==== Dataset entries ====

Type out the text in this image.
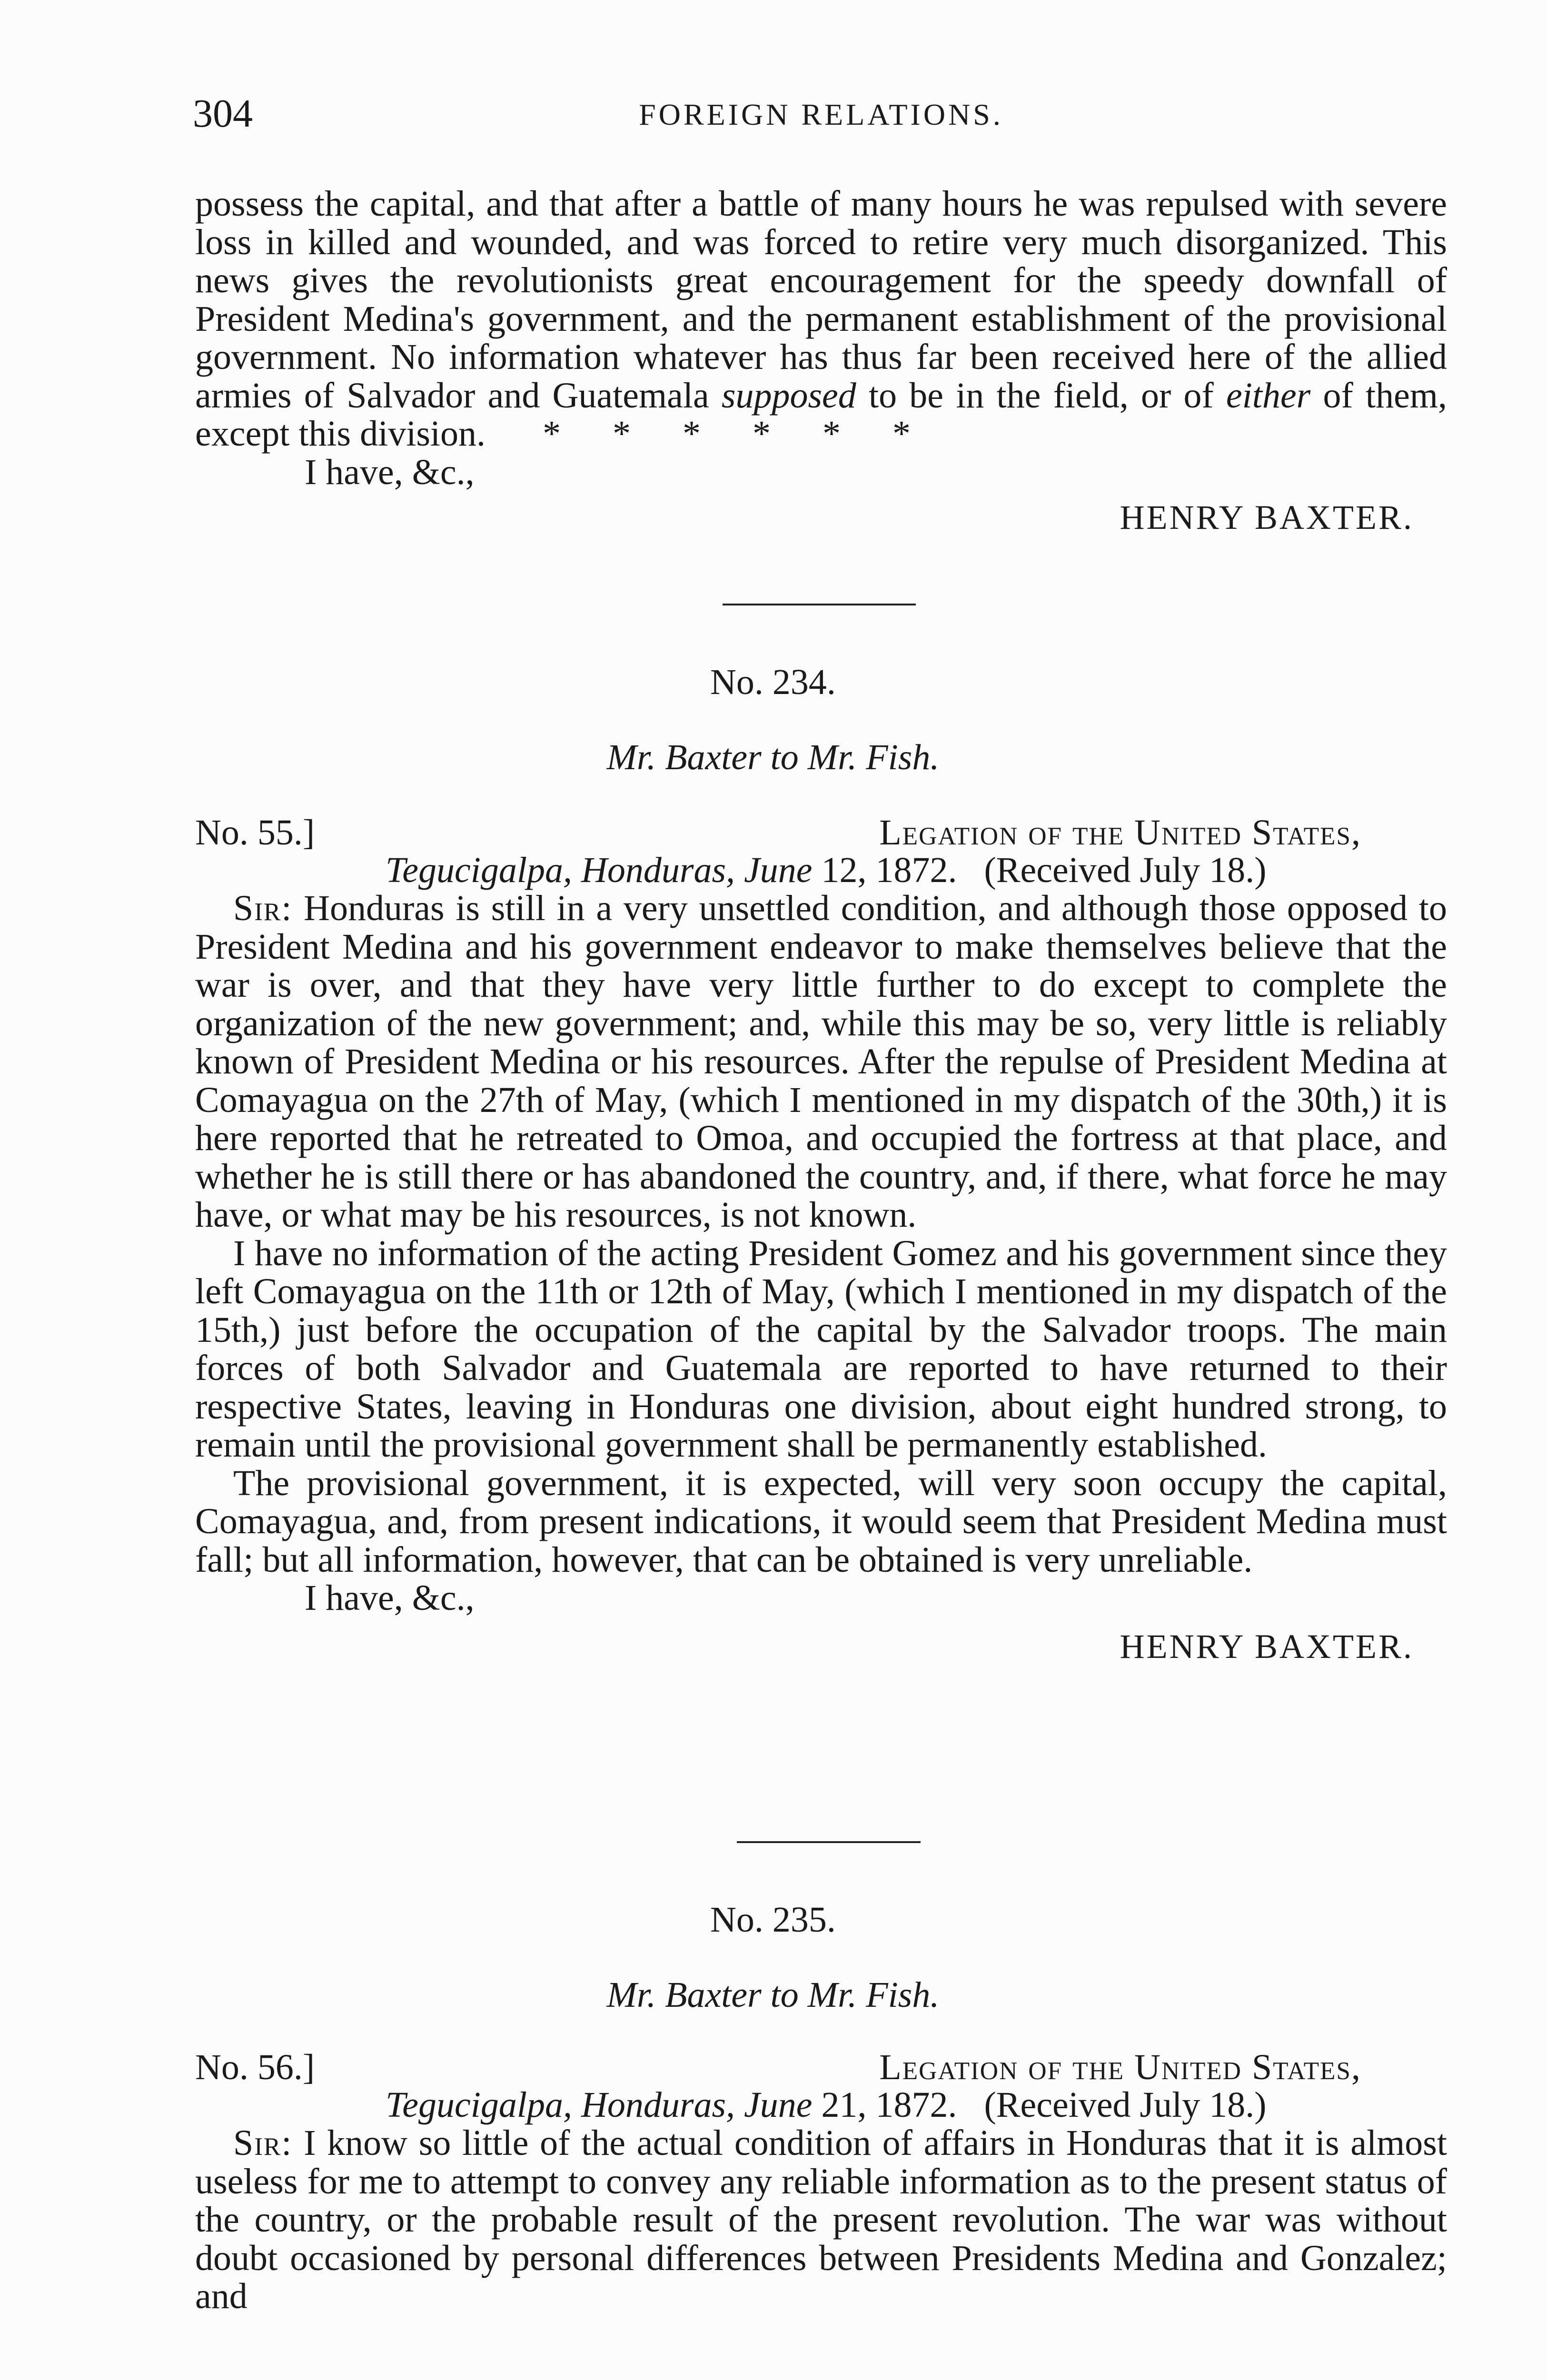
304	FOREIGN RELATIONS.

possess the capital, and that after a battle of many hours he was repulsed with severe loss in killed and wounded, and was forced to retire very much disorganized. This news gives the revolutionists great encouragement for the speedy downfall of President Medina's government, and the permanent establishment of the provisional government. No information whatever has thus far been received here of the allied armies of Salvador and Guatemala supposed to be in the field, or of either of them, except this division. * * * * * *

I have, &c.,
HENRY BAXTER.
No. 234.
Mr. Baxter to Mr. Fish.
No. 55.]	Legation of the United States,
Tegucigalpa, Honduras, June 12, 1872. (Received July 18.)

Sir: Honduras is still in a very unsettled condition, and although those opposed to President Medina and his government endeavor to make themselves believe that the war is over, and that they have very little further to do except to complete the organization of the new government; and, while this may be so, very little is reliably known of President Medina or his resources. After the repulse of President Medina at Comayagua on the 27th of May, (which I mentioned in my dispatch of the 30th,) it is here reported that he retreated to Omoa, and occupied the fortress at that place, and whether he is still there or has abandoned the country, and, if there, what force he may have, or what may be his resources, is not known.

I have no information of the acting President Gomez and his government since they left Comayagua on the 11th or 12th of May, (which I mentioned in my dispatch of the 15th,) just before the occupation of the capital by the Salvador troops. The main forces of both Salvador and Guatemala are reported to have returned to their respective States, leaving in Honduras one division, about eight hundred strong, to remain until the provisional government shall be permanently established.

The provisional government, it is expected, will very soon occupy the capital, Comayagua, and, from present indications, it would seem that President Medina must fall; but all information, however, that can be obtained is very unreliable.

I have, &c.,
HENRY BAXTER.
No. 235.
Mr. Baxter to Mr. Fish.
No. 56.]	Legation of the United States,
Tegucigalpa, Honduras, June 21, 1872. (Received July 18.)

Sir: I know so little of the actual condition of affairs in Honduras that it is almost useless for me to attempt to convey any reliable information as to the present status of the country, or the probable result of the present revolution. The war was without doubt occasioned by personal differences between Presidents Medina and Gonzalez; and
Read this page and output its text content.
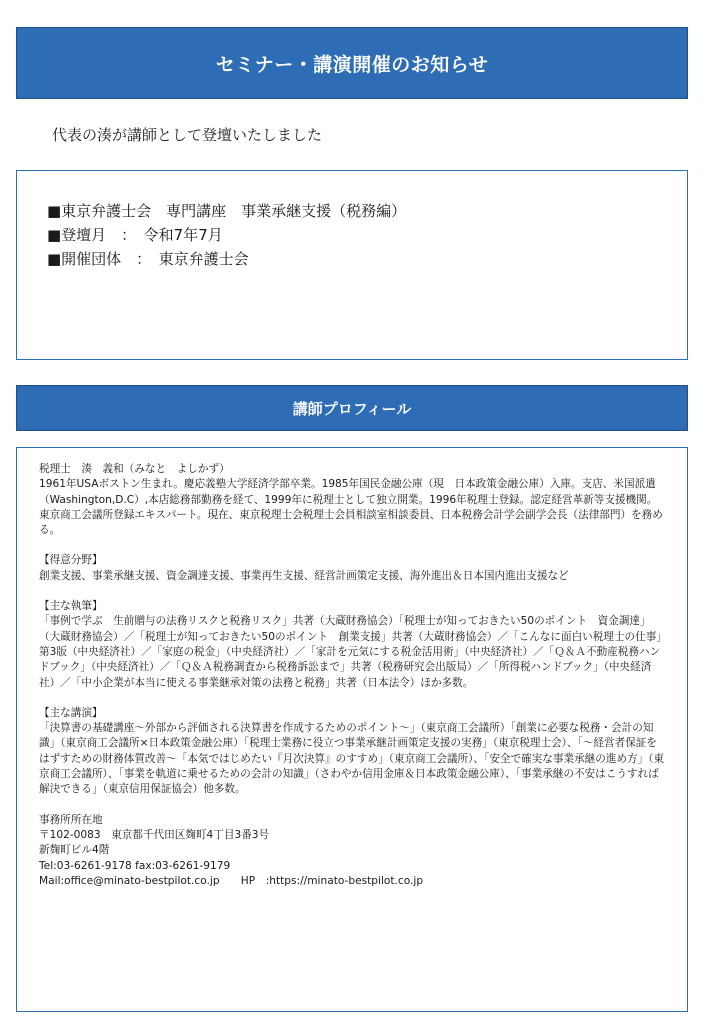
セミナー・講演開催のお知らせ
代表の湊が講師として登壇いたしました
■東京弁護士会　専門講座　事業承継支援（税務編）
■登壇月　：　令和7年7月
■開催団体　：　東京弁護士会
講師プロフィール
税理士　湊　義和（みなと　よしかず）
1961年USAボストン生まれ。慶応義塾大学経済学部卒業。1985年国民金融公庫（現　日本政策金融公庫）入庫。支店、米国派遣（Washington,D.C）,本店総務部勤務を経て、1999年に税理士として独立開業。1996年税理士登録。認定経営革新等支援機関。東京商工会議所登録エキスパート。現在、東京税理士会税理士会員相談室相談委員、日本税務会計学会副学会長（法律部門）を務める。
【得意分野】
創業支援、事業承継支援、資金調達支援、事業再生支援、経営計画策定支援、海外進出＆日本国内進出支援など
【主な執筆】
「事例で学ぶ　生前贈与の法務リスクと税務リスク」共著（大蔵財務協会）「税理士が知っておきたい50のポイント　資金調達」（大蔵財務協会）／「税理士が知っておきたい50のポイント　創業支援」共著（大蔵財務協会）／「こんなに面白い税理士の仕事」第3版（中央経済社）／「家庭の税金」（中央経済社）／「家計を元気にする税金活用術」（中央経済社）／「Ｑ＆Ａ不動産税務ハンドブック」（中央経済社）／「Ｑ＆Ａ税務調査から税務訴訟まで」共著（税務研究会出版局）／「所得税ハンドブック」（中央経済社）／「中小企業が本当に使える事業継承対策の法務と税務」共著（日本法令）ほか多数。
【主な講演】
「決算書の基礎講座～外部から評価される決算書を作成するためのポイント～」（東京商工会議所）「創業に必要な税務・会計の知識」（東京商工会議所×日本政策金融公庫）「税理士業務に役立つ事業承継計画策定支援の実務」（東京税理士会）、「～経営者保証をはずすための財務体質改善～「本気ではじめたい『月次決算』のすすめ」（東京商工会議所）、「安全で確実な事業承継の進め方」（東京商工会議所）、「事業を軌道に乗せるための会計の知識」（さわやか信用金庫＆日本政策金融公庫）、「事業承継の不安はこうすれば解決できる」（東京信用保証協会）他多数。
事務所所在地
〒102-0083　東京都千代田区麹町4丁目3番3号
新麹町ビル4階
Tel:03-6261-9178 fax:03-6261-9179
Mail:office@minato-bestpilot.co.jp　　HP　:https://minato-bestpilot.co.jp
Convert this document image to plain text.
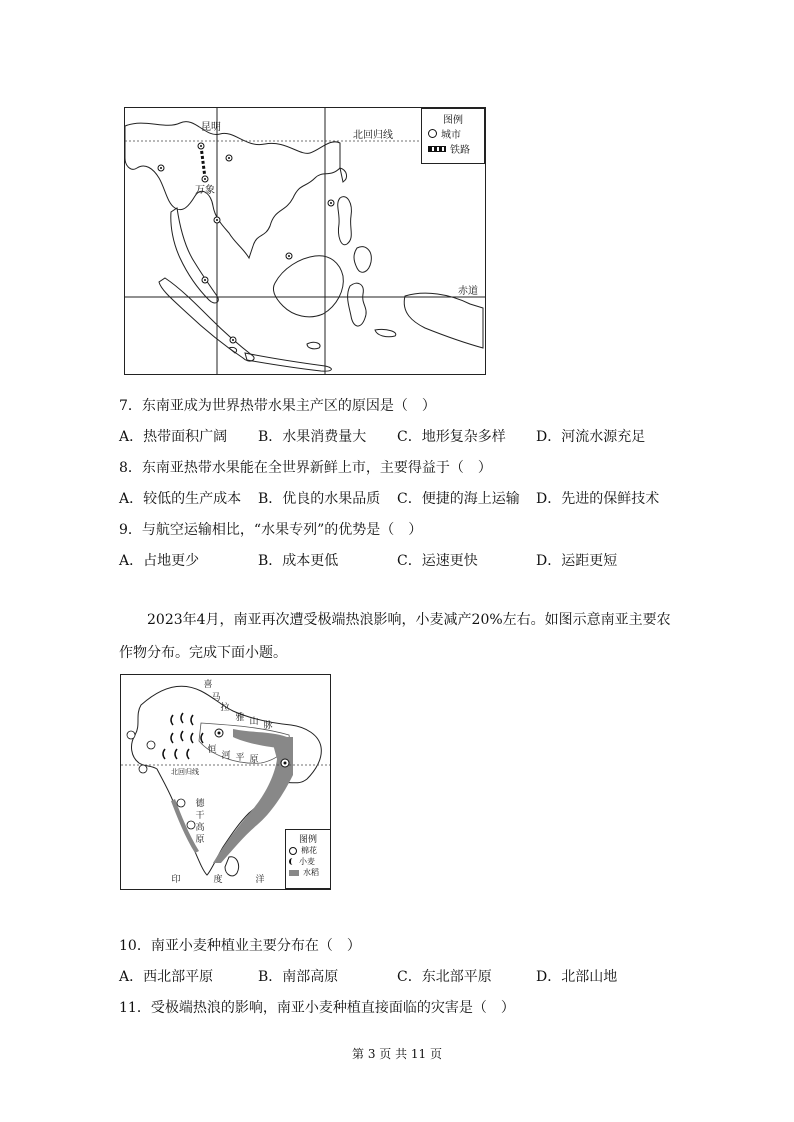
昆明
万象
北回归线
赤道
图例
城市
铁路
7．东南亚成为世界热带水果主产区的原因是（　）
A．热带面积广阔	B．水果消费量大	C．地形复杂多样	D．河流水源充足
8．东南亚热带水果能在全世界新鲜上市，主要得益于（　）
A．较低的生产成本	B．优良的水果品质	C．便捷的海上运输	D．先进的保鲜技术
9．与航空运输相比，“水果专列”的优势是（　）
A．占地更少	B．成本更低	C．运速更快	D．运距更短
2023年4月，南亚再次遭受极端热浪影响，小麦减产20%左右。如图示意南亚主要农作物分布。完成下面小题。
喜
马
拉
雅 山 脉
恒
河 平 原
北回归线
德
干
高
原
印	度	洋
图例
棉花
小麦
水稻
10．南亚小麦种植业主要分布在（　）
A．西北部平原	B．南部高原	C．东北部平原	D．北部山地
11．受极端热浪的影响，南亚小麦种植直接面临的灾害是（　）
第 3 页 共 11 页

====

▶ **Directive**
Copy each line holding the word "事業承継支援" from the listing above.

▶ **Finished answer**
■東京弁護士会　専門講座　事業承継支援（税務編）
創業支援、事業承継支援、資金調達支援、事業再生支援、経営計画策定支援、海外進出＆日本国内進出支援など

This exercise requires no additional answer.